- Dataset rows -

☆ ☆ ☆ ☆

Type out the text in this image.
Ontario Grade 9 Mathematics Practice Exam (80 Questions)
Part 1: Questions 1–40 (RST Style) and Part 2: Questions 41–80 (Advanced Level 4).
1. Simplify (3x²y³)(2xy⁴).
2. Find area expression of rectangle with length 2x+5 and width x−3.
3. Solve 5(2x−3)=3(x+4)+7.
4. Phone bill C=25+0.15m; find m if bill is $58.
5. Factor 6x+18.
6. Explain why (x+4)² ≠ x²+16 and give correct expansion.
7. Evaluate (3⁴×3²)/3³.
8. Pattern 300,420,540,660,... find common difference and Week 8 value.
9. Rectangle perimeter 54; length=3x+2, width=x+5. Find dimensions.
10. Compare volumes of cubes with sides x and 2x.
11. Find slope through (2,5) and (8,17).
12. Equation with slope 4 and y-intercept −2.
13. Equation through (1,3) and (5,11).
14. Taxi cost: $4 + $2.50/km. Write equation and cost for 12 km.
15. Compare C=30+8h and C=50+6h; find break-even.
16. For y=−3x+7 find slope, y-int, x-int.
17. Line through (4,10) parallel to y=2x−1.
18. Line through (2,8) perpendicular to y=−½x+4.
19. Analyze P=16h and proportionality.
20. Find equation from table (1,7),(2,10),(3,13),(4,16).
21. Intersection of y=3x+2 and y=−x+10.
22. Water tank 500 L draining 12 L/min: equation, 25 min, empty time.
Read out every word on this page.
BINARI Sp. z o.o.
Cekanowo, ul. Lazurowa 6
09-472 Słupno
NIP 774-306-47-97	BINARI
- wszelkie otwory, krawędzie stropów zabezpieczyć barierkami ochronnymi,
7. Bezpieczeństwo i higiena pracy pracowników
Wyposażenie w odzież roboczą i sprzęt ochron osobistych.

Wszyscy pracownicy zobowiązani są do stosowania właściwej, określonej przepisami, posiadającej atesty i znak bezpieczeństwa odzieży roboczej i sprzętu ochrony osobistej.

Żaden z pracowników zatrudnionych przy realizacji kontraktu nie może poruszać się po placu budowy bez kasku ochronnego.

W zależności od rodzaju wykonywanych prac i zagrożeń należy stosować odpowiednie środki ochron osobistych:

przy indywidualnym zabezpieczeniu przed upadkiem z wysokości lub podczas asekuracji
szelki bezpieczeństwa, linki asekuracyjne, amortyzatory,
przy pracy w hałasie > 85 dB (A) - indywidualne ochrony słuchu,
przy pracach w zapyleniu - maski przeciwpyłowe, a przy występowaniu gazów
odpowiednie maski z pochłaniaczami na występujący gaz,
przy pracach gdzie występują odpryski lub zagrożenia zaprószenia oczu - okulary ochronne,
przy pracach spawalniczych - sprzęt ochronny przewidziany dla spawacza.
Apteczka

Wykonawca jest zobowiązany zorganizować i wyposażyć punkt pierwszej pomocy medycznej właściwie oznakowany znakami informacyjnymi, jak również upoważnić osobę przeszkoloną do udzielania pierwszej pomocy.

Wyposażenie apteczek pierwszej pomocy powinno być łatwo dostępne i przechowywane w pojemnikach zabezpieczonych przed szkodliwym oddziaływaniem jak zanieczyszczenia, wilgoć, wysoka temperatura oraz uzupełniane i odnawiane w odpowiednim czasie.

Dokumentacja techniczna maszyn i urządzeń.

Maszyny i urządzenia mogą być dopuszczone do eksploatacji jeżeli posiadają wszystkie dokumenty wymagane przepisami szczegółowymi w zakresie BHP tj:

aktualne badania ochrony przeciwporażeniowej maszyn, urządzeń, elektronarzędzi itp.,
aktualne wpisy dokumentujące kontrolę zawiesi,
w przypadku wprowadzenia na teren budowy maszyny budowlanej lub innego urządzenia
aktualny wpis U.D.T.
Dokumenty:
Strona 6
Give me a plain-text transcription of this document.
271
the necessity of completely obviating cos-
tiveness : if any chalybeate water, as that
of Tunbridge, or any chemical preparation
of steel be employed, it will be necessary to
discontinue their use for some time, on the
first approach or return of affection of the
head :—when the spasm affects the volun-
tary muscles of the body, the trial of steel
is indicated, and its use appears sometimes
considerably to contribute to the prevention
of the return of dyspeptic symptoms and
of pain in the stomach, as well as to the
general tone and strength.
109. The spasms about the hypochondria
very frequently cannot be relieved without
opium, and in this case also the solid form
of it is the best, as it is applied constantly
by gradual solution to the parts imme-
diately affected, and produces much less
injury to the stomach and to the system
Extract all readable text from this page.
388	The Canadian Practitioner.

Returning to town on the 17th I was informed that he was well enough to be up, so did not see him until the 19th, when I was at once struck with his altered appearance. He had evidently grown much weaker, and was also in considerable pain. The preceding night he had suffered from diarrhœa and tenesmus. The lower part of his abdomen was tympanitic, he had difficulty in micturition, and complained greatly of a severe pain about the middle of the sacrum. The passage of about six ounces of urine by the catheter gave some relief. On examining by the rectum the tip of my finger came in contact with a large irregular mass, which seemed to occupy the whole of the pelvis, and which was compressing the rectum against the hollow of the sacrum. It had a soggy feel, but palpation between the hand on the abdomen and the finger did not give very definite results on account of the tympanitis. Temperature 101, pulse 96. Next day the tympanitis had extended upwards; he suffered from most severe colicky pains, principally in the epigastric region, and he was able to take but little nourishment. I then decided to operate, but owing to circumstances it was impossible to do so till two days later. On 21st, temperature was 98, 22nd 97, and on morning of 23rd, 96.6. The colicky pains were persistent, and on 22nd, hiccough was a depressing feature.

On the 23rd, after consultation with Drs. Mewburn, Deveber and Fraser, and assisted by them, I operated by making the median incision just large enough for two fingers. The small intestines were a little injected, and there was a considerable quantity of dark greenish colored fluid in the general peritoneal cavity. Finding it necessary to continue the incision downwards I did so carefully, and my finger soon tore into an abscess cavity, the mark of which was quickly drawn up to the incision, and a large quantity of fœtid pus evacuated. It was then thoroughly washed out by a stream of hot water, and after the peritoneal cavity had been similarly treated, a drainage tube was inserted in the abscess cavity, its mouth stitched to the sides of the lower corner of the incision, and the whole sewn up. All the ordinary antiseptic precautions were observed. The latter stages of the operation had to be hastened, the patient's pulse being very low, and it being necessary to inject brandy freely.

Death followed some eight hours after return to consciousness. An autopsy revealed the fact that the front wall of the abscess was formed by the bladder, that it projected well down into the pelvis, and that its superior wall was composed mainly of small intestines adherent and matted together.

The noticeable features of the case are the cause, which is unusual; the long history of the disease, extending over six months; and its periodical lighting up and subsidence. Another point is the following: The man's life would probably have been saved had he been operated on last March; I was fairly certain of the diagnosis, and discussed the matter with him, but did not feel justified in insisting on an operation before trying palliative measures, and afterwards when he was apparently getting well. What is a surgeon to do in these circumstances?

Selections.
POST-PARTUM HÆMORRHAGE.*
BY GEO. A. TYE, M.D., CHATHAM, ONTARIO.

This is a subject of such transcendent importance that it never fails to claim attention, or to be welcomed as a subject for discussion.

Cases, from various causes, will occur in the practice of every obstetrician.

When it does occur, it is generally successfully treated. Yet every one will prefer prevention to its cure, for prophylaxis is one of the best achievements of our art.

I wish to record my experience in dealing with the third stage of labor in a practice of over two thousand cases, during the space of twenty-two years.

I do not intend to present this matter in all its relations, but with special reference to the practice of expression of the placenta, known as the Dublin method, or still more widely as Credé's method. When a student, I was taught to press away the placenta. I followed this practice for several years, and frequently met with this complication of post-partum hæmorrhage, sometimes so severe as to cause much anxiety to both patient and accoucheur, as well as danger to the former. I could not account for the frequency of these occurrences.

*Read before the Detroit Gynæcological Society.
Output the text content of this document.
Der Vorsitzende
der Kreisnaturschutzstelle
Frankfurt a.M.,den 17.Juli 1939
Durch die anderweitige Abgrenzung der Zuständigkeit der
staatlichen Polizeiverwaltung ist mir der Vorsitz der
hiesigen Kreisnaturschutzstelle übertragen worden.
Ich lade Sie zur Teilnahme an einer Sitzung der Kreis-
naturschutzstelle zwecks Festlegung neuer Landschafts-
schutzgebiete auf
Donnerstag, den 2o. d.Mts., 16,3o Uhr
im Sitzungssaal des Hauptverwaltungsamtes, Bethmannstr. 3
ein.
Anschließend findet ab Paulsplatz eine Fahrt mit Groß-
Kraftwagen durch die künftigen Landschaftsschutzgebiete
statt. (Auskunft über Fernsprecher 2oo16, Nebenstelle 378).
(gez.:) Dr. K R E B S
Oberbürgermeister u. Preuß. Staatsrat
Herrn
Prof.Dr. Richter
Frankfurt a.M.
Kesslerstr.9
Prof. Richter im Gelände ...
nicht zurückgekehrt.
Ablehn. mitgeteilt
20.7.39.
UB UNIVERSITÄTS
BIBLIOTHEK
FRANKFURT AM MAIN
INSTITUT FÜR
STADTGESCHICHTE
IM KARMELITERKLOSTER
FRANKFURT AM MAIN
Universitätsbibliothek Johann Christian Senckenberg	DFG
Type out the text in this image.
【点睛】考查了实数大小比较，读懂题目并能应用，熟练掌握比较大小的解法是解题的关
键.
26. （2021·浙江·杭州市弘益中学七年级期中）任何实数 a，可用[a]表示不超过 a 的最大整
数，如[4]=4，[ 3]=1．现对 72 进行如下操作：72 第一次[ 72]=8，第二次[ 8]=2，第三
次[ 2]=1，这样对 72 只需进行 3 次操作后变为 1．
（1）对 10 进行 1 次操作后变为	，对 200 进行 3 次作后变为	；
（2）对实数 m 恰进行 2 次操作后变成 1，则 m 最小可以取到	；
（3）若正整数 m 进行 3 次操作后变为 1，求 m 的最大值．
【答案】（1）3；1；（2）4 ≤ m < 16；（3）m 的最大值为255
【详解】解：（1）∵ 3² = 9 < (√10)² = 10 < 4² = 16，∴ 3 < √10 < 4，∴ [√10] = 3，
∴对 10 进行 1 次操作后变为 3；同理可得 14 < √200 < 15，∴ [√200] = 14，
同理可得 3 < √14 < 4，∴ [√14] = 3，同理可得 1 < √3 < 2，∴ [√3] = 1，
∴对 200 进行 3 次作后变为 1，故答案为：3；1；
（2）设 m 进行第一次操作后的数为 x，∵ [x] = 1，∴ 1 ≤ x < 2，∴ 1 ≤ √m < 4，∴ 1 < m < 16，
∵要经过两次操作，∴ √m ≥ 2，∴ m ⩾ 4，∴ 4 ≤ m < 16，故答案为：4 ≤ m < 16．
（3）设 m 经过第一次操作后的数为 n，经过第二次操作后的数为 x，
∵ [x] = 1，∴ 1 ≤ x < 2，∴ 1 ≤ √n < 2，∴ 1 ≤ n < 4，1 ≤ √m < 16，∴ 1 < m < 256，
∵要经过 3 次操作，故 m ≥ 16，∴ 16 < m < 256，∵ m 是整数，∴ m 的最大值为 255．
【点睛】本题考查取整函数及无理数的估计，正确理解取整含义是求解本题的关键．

☆ ☆ ☆ ☆

- Your task -
Scan the listing above and identify each line holding the string "steel"; copy every such line.

- Response to this exercise -
of steel be employed, it will be necessary to
tary muscles of the body, the trial of steel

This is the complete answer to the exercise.